**What this task involves**: Retype the data below without altering anything.

**Extracted information**:
----

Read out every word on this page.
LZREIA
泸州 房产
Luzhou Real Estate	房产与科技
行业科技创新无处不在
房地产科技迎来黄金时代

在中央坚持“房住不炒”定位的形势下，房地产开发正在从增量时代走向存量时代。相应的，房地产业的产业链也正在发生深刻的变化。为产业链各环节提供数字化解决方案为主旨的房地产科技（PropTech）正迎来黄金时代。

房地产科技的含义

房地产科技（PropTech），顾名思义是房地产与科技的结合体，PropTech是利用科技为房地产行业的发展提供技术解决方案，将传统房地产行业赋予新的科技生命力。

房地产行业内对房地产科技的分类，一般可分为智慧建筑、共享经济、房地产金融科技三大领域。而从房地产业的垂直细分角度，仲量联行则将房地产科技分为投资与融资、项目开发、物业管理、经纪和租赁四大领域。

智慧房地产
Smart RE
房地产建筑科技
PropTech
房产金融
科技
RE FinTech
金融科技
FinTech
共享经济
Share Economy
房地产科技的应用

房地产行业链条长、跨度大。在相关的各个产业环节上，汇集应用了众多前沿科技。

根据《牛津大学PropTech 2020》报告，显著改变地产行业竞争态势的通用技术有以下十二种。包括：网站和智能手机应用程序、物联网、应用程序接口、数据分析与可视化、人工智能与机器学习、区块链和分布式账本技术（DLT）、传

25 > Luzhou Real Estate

----

**Worked solution**:
Read out every word on this page.
LZREIA
泸州 房产
Luzhou Real Estate	房产与科技
行业科技创新无处不在
房地产科技迎来黄金时代

在中央坚持“房住不炒”定位的形势下，房地产开发正在从增量时代走向存量时代。相应的，房地产业的产业链也正在发生深刻的变化。为产业链各环节提供数字化解决方案为主旨的房地产科技（PropTech）正迎来黄金时代。

房地产科技的含义

房地产科技（PropTech），顾名思义是房地产与科技的结合体，PropTech是利用科技为房地产行业的发展提供技术解决方案，将传统房地产行业赋予新的科技生命力。

房地产行业内对房地产科技的分类，一般可分为智慧建筑、共享经济、房地产金融科技三大领域。而从房地产业的垂直细分角度，仲量联行则将房地产科技分为投资与融资、项目开发、物业管理、经纪和租赁四大领域。

智慧房地产
Smart RE
房地产建筑科技
PropTech
房产金融
科技
RE FinTech
金融科技
FinTech
共享经济
Share Economy
房地产科技的应用

房地产行业链条长、跨度大。在相关的各个产业环节上，汇集应用了众多前沿科技。

根据《牛津大学PropTech 2020》报告，显著改变地产行业竞争态势的通用技术有以下十二种。包括：网站和智能手机应用程序、物联网、应用程序接口、数据分析与可视化、人工智能与机器学习、区块链和分布式账本技术（DLT）、传

25 > Luzhou Real Estate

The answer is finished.